Exercise instructions:
Could you arrange the entries from the first one through the line holding "scroll-up-icon[interactable]: ▲: [344, 270, 351, 287]", inclusive, as a Markdown table with columns "No." and "Entry", skipping any blank lines?

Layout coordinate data
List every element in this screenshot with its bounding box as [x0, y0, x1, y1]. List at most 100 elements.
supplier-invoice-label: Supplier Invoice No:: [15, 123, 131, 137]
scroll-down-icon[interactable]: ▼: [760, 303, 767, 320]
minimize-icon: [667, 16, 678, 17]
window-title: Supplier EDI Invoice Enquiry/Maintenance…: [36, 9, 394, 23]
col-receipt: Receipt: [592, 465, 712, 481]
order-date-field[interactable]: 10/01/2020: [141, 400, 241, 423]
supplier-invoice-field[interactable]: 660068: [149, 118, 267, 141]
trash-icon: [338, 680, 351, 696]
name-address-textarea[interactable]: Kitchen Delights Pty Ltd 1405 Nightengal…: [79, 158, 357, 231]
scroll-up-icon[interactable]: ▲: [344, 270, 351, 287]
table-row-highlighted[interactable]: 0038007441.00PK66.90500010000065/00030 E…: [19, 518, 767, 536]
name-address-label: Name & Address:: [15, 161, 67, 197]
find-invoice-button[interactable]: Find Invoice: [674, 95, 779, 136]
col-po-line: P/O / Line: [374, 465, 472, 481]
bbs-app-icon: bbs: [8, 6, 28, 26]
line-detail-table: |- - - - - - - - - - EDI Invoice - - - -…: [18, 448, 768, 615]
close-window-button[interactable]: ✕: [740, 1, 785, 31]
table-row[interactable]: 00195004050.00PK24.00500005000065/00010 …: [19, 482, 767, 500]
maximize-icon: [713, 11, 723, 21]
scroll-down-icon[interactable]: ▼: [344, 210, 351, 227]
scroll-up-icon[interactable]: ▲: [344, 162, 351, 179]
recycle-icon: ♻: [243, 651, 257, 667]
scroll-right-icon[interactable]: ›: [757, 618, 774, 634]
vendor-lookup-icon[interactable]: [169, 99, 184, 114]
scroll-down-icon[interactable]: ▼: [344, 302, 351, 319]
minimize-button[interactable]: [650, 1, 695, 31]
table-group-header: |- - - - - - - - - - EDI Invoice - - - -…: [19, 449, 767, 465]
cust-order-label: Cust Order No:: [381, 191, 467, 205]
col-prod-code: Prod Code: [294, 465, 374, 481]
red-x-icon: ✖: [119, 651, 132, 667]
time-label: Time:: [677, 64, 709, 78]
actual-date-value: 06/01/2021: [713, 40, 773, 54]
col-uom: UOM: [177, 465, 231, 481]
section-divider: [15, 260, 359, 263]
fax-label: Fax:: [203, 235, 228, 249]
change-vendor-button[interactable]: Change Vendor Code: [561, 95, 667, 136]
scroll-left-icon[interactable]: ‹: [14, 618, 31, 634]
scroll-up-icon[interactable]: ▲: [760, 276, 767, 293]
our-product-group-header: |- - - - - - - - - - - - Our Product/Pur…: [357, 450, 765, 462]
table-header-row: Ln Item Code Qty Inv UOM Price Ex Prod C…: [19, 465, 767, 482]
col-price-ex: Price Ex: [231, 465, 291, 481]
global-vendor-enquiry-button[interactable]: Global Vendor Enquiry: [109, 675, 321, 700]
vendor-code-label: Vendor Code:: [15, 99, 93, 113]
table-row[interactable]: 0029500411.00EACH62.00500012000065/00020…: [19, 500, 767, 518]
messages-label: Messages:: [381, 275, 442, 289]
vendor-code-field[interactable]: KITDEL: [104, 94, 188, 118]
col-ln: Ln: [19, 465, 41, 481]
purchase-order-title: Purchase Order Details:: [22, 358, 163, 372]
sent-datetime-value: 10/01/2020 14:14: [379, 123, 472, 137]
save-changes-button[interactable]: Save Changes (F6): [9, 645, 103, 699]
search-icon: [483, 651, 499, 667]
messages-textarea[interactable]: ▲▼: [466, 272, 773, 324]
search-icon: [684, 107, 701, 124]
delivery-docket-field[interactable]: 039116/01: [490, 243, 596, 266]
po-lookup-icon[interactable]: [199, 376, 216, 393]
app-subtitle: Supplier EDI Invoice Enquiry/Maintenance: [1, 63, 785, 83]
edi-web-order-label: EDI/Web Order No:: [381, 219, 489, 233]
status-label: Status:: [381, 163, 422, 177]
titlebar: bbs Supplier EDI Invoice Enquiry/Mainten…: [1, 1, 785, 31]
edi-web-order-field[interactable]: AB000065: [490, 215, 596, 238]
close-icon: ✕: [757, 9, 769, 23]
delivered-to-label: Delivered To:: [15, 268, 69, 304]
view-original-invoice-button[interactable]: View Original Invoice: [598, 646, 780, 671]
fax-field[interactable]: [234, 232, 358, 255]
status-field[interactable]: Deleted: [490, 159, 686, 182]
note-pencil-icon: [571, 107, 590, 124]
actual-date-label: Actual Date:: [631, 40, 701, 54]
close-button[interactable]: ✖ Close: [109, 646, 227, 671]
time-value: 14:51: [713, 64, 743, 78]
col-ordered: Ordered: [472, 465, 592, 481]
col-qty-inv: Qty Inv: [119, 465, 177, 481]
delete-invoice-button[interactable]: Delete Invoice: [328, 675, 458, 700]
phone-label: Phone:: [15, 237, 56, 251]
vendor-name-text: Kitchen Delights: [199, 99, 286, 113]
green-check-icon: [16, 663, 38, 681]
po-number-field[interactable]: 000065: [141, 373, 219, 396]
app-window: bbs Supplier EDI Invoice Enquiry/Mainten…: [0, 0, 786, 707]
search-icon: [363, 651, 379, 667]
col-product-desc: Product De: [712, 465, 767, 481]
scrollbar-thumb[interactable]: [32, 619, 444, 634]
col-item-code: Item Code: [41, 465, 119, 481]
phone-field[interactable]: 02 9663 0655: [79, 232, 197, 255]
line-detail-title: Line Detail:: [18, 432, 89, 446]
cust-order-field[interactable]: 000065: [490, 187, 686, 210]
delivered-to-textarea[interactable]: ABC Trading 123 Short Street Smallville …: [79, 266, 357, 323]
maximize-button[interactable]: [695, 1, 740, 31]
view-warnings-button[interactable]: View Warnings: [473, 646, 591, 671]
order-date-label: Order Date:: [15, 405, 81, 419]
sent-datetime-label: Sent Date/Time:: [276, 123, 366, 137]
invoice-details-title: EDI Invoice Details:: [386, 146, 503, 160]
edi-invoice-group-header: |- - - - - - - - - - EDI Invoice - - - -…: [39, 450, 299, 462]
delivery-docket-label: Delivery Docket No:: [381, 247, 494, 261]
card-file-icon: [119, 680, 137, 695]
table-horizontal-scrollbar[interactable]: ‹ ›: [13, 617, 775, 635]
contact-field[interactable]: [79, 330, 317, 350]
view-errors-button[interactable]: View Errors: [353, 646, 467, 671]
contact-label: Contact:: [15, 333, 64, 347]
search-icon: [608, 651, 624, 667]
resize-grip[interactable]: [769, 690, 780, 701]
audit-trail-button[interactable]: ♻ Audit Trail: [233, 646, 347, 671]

Response to the exercise:
| No. | Entry |
|---|---|
| 1 | List every element in this screenshot with its bounding box as [x0, y0, x1, y1]. List at most 100 elements. |
| 2 | supplier-invoice-label: Supplier Invoice No:: [15, 123, 131, 137] |
| 3 | scroll-down-icon[interactable]: ▼: [760, 303, 767, 320] |
| 4 | minimize-icon: [667, 16, 678, 17] |
| 5 | window-title: Supplier EDI Invoice Enquiry/Maintenance…: [36, 9, 394, 23] |
| 6 | col-receipt: Receipt: [592, 465, 712, 481] |
| 7 | order-date-field[interactable]: 10/01/2020: [141, 400, 241, 423] |
| 8 | supplier-invoice-field[interactable]: 660068: [149, 118, 267, 141] |
| 9 | trash-icon: [338, 680, 351, 696] |
| 10 | name-address-textarea[interactable]: Kitchen Delights Pty Ltd 1405 Nightengal…: [79, 158, 357, 231] |
| 11 | scroll-up-icon[interactable]: ▲: [344, 270, 351, 287] |